### What you should do:
Continue the late-night blog post about Norwegian Wood, starting right after its final sentence and keeping its reflective voice.

### Extract:
Autumn

Norwegian Wood

“I didn’t have much to say to anybody but kept to myself and my books. With my eyes closed, I would touch a familiar book and draw it’s fragrance deep inside me. This was enough to make me happy.”

– Norwegian Wood, Haruki Murakami.

It’s half past midnight, so I’ve reached that strange non-place where thoughts swirl and I end up typing some words instead of sleeping. I rarely share non-review posts but today, I thought, why not?

A part of me is still convinced that there is a parallel universe out there where I made all the right choices. I know that the right choice is a matter of perception, which shifts with all the other choices. It’s just easy to slip in and out of that knowing when I’ve paused over a path.

I had no words for loss until I read about how Toru and Naoko were swallowed by a void. It’s worth tracing Toru’s slow climb out of it. That path is an ending/beginning I return to at different points.

Image layout annotations:

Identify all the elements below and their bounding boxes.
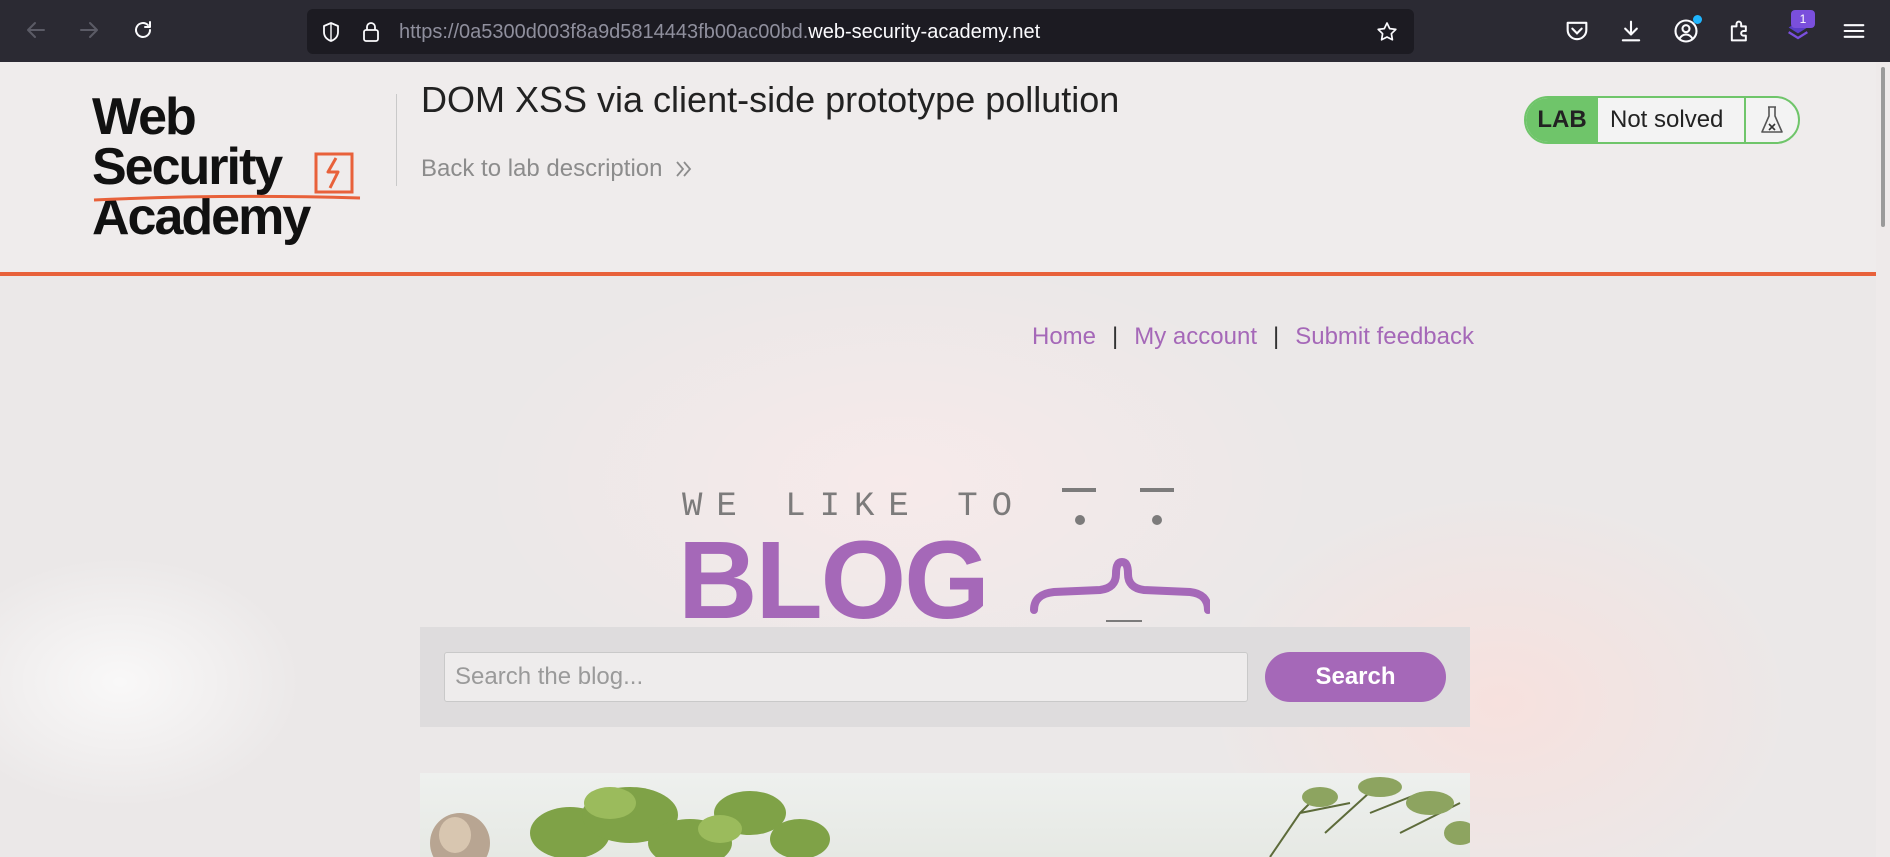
reload-button[interactable] <box>127 14 159 46</box>
nav-submit-feedback-link[interactable]: Submit feedback <box>1295 323 1474 351</box>
extension-badge: 1 <box>1791 10 1815 28</box>
lab-status-widget: LAB Not solved <box>1524 96 1800 144</box>
nav-my-account-link[interactable]: My account <box>1134 323 1257 351</box>
browser-toolbar: https://0a5300d003f8a9d5814443fb00ac00bd… <box>0 0 1890 62</box>
double-chevron-right-icon <box>676 161 692 177</box>
address-bar[interactable]: https://0a5300d003f8a9d5814443fb00ac00bd… <box>307 9 1414 54</box>
flask-icon <box>1761 106 1783 133</box>
forward-button[interactable] <box>73 14 105 46</box>
logo-underline <box>93 194 361 202</box>
lab-badge: LAB <box>1526 98 1598 142</box>
puzzle-icon[interactable] <box>1726 17 1754 45</box>
lab-title: DOM XSS via client-side prototype pollut… <box>421 79 1120 120</box>
reload-icon <box>135 21 151 38</box>
lab-status-text: Not solved <box>1598 98 1746 142</box>
search-input[interactable] <box>444 652 1248 702</box>
back-to-lab-description-link[interactable]: Back to lab description <box>421 155 694 183</box>
url-host: web-security-academy.net <box>808 21 1041 43</box>
banner-line-2: BLOG <box>678 519 990 642</box>
web-security-academy-logo[interactable]: Web Security Academy <box>92 91 392 243</box>
pocket-icon[interactable] <box>1563 17 1591 45</box>
page-scrollbar[interactable] <box>1876 62 1890 857</box>
search-button[interactable]: Search <box>1265 652 1446 702</box>
download-icon[interactable] <box>1617 17 1645 45</box>
flask-button[interactable] <box>1746 98 1798 142</box>
url-text[interactable]: https://0a5300d003f8a9d5814443fb00ac00bd… <box>399 21 1040 44</box>
blog-post-photo <box>430 777 1470 857</box>
arrow-left-icon <box>27 22 45 38</box>
url-prefix: https://0a5300d003f8a9d5814443fb00ac00bd… <box>399 21 809 43</box>
top-nav: Home | My account | Submit feedback <box>1032 323 1474 351</box>
lightning-logo-icon <box>314 152 354 194</box>
arrow-right-icon <box>80 22 98 38</box>
blog-post-image[interactable] <box>420 773 1470 857</box>
lab-header: Web Security Academy DOM XSS via client-… <box>0 62 1876 276</box>
nav-separator: | <box>1112 323 1119 350</box>
account-notification-dot <box>1693 15 1702 24</box>
nav-separator: | <box>1272 323 1280 350</box>
back-link-label: Back to lab description <box>421 155 663 182</box>
hamburger-icon[interactable] <box>1840 17 1868 45</box>
blog-face-icon <box>1030 488 1210 622</box>
lock-icon[interactable] <box>359 20 383 44</box>
shield-icon[interactable] <box>319 20 343 44</box>
header-divider <box>396 94 397 186</box>
scrollbar-thumb[interactable] <box>1881 67 1885 227</box>
page-content: Web Security Academy DOM XSS via client-… <box>0 62 1876 857</box>
search-panel: Search <box>420 627 1470 727</box>
star-icon[interactable] <box>1375 20 1399 44</box>
back-button[interactable] <box>20 14 52 46</box>
blog-banner: WE LIKE TO BLOG <box>678 482 1218 642</box>
nav-home-link[interactable]: Home <box>1032 323 1096 351</box>
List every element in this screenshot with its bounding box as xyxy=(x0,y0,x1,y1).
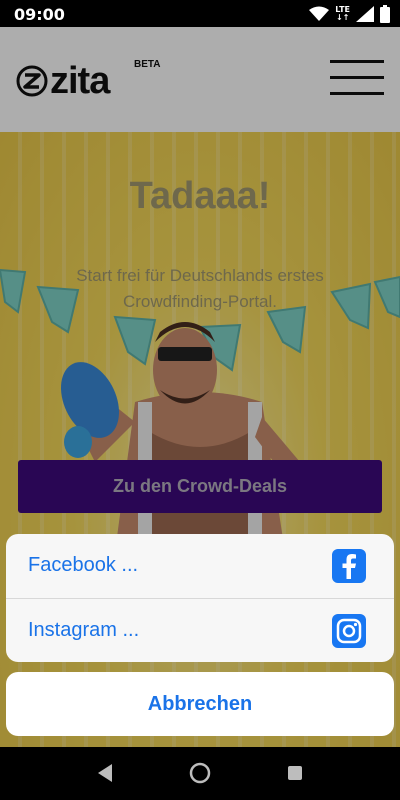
system-nav-bar xyxy=(0,747,400,800)
share-option-label: Facebook ... xyxy=(28,554,139,576)
back-icon[interactable] xyxy=(92,760,118,786)
status-time: 09:00 xyxy=(14,5,65,24)
facebook-icon xyxy=(332,549,366,583)
instagram-icon xyxy=(332,614,366,648)
battery-icon xyxy=(380,5,390,23)
share-option-label: Instagram ... xyxy=(28,619,140,641)
status-bar: 09:00 LTE ↓↑ xyxy=(0,0,400,27)
share-option-facebook[interactable]: Facebook ... xyxy=(6,534,394,598)
cancel-button[interactable]: Abbrechen xyxy=(6,672,394,736)
share-option-instagram[interactable]: Instagram ... xyxy=(6,598,394,662)
status-icons: LTE ↓↑ xyxy=(309,4,390,24)
recents-icon[interactable] xyxy=(282,760,308,786)
lte-indicator: LTE ↓↑ xyxy=(335,6,350,22)
home-icon[interactable] xyxy=(187,760,213,786)
signal-icon xyxy=(356,6,374,22)
wifi-icon xyxy=(309,6,330,21)
share-sheet: Facebook ... Instagram ... xyxy=(6,534,394,662)
data-arrows-icon: ↓↑ xyxy=(335,13,350,22)
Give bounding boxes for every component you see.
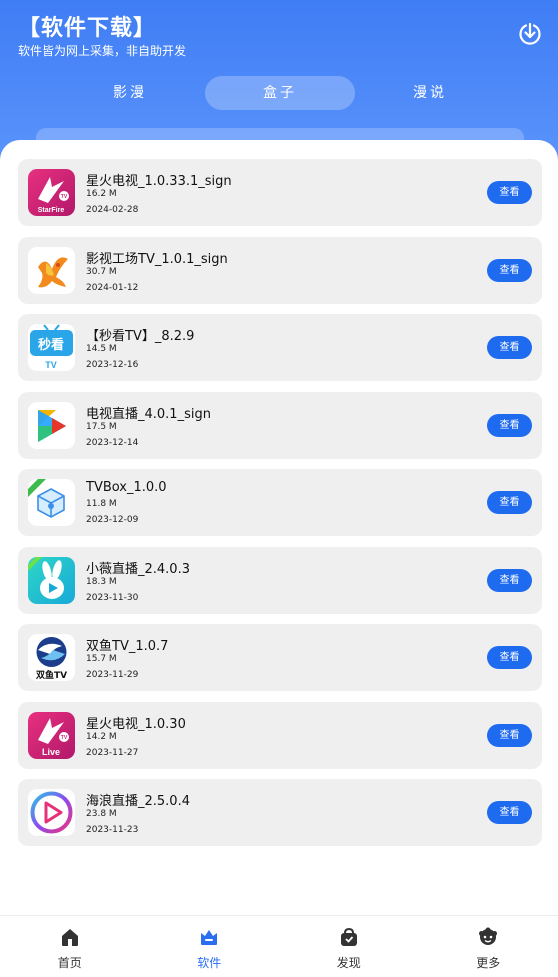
list-item[interactable]: TVBox_1.0.0 11.8 M 2023-12-09 查看 (18, 469, 542, 536)
list-item[interactable]: 海浪直播_2.5.0.4 23.8 M 2023-11-23 查看 (18, 779, 542, 846)
view-button[interactable]: 查看 (487, 723, 532, 747)
fish-tv-icon: 双鱼TV (28, 634, 75, 681)
software-icon (198, 926, 220, 948)
miaokan-tv-icon: 秒看 TV (28, 324, 75, 371)
nav-item-home[interactable]: 首页 (0, 916, 140, 977)
app-name: 小薇直播_2.4.0.3 (86, 561, 190, 577)
app-date: 2023-11-27 (86, 747, 139, 758)
app-date: 2023-12-09 (86, 515, 139, 525)
app-size: 14.2 M (86, 731, 117, 742)
list-item[interactable]: TV StarFire 星火电视_1.0.33.1_sign 16.2 M 20… (18, 159, 542, 226)
app-size: 30.7 M (86, 266, 117, 277)
nav-item-software[interactable]: 软件 (140, 916, 280, 977)
app-size: 15.7 M (86, 654, 117, 664)
view-button[interactable]: 查看 (487, 413, 532, 437)
app-name: 星火电视_1.0.33.1_sign (86, 174, 232, 189)
page-title: 【软件下载】 (18, 16, 157, 41)
phoenix-icon (28, 246, 75, 294)
view-button[interactable]: 查看 (487, 336, 532, 359)
nav-label: 发现 (336, 956, 361, 970)
download-icon[interactable] (516, 20, 544, 48)
nav-item-more[interactable]: 更多 (419, 916, 558, 977)
app-name: 【秒看TV】_8.2.9 (86, 329, 195, 344)
starfire-tv-icon: TV StarFire (28, 169, 75, 216)
view-button[interactable]: 查看 (487, 258, 532, 282)
list-item[interactable]: 影视工场TV_1.0.1_sign 30.7 M 2024-01-12 查看 (18, 236, 542, 304)
app-name: 双鱼TV_1.0.7 (86, 639, 169, 654)
list-item[interactable]: 电视直播_4.0.1_sign 17.5 M 2023-12-14 查看 (18, 391, 542, 459)
more-icon (477, 926, 499, 948)
nav-label: 首页 (57, 956, 82, 970)
rabbit-icon (28, 556, 75, 604)
app-size: 14.5 M (86, 344, 117, 354)
tab-hezi[interactable]: 盒子 (205, 76, 355, 110)
app-size: 23.8 M (86, 809, 117, 819)
tab-yingman[interactable]: 影漫 (55, 76, 205, 110)
starfire-live-icon: TV Live (28, 711, 75, 759)
app-name: 电视直播_4.0.1_sign (86, 406, 211, 422)
app-date: 2023-12-14 (86, 437, 139, 448)
view-button[interactable]: 查看 (487, 646, 532, 669)
app-date: 2024-02-28 (86, 205, 139, 215)
cube-box-icon (28, 479, 75, 526)
list-item[interactable]: 双鱼TV 双鱼TV_1.0.7 15.7 M 2023-11-29 查看 (18, 624, 542, 691)
nav-item-discover[interactable]: 发现 (279, 916, 419, 977)
app-date: 2023-12-16 (86, 360, 139, 370)
svg-text:TV: TV (61, 735, 68, 741)
svg-text:TV: TV (45, 360, 57, 370)
nav-label: 软件 (197, 956, 222, 970)
app-list: TV StarFire 星火电视_1.0.33.1_sign 16.2 M 20… (18, 159, 542, 857)
tab-manshuo[interactable]: 漫说 (355, 76, 505, 110)
svg-text:双鱼TV: 双鱼TV (36, 669, 67, 681)
content-panel: TV StarFire 星火电视_1.0.33.1_sign 16.2 M 20… (0, 140, 558, 915)
view-button[interactable]: 查看 (487, 568, 532, 592)
app-date: 2023-11-29 (86, 670, 139, 680)
svg-text:Live: Live (42, 747, 60, 757)
svg-text:StarFire: StarFire (38, 207, 65, 214)
app-date: 2024-01-12 (86, 282, 139, 293)
list-item[interactable]: 秒看 TV 【秒看TV】_8.2.9 14.5 M 2023-12-16 查看 (18, 314, 542, 381)
list-item[interactable]: 小薇直播_2.4.0.3 18.3 M 2023-11-30 查看 (18, 546, 542, 614)
view-button[interactable]: 查看 (487, 181, 532, 204)
app-size: 11.8 M (86, 499, 117, 509)
list-item[interactable]: TV Live 星火电视_1.0.30 14.2 M 2023-11-27 查看 (18, 701, 542, 769)
page-subtitle: 软件皆为网上采集，非自助开发 (18, 44, 187, 58)
app-date: 2023-11-23 (86, 825, 139, 835)
app-name: 星火电视_1.0.30 (86, 716, 186, 732)
app-size: 18.3 M (86, 576, 117, 587)
app-name: TVBox_1.0.0 (86, 480, 167, 495)
view-button[interactable]: 查看 (487, 491, 532, 514)
app-date: 2023-11-30 (86, 592, 139, 603)
app-name: 影视工场TV_1.0.1_sign (86, 251, 228, 267)
app-size: 16.2 M (86, 189, 117, 199)
bag-icon (338, 926, 360, 948)
view-button[interactable]: 查看 (487, 801, 532, 824)
app-size: 17.5 M (86, 421, 117, 432)
category-tabs: 影漫 盒子 漫说 (55, 76, 505, 110)
svg-text:TV: TV (61, 194, 68, 200)
home-icon (59, 926, 81, 948)
app-name: 海浪直播_2.5.0.4 (86, 794, 190, 809)
nav-label: 更多 (476, 956, 501, 970)
play-logo-icon (28, 401, 75, 449)
bottom-nav: 首页 软件 发现 更多 (0, 915, 558, 977)
svg-text:秒看: 秒看 (38, 337, 64, 353)
play-circle-icon (28, 789, 75, 836)
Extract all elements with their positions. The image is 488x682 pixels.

### Task response:
I still have no words of my own for it now but I’ve stumbled across shards in books like A Monster Calls, Among Others and Kitchen over the years. There’s also a poem in The Sky is Everywhere that captures the grey dwelling space. I still enter that house but I can see the different dimensions of it now.

Sometimes, stories and poems build small bridges across Autumn. On the windy days, it’s more like I’ve got a slippery buoy instead but if I grip and focus on one thing at a time, I find that I can ease myself into the steering of it.

Seeing, adjusting and building the bridges will take time.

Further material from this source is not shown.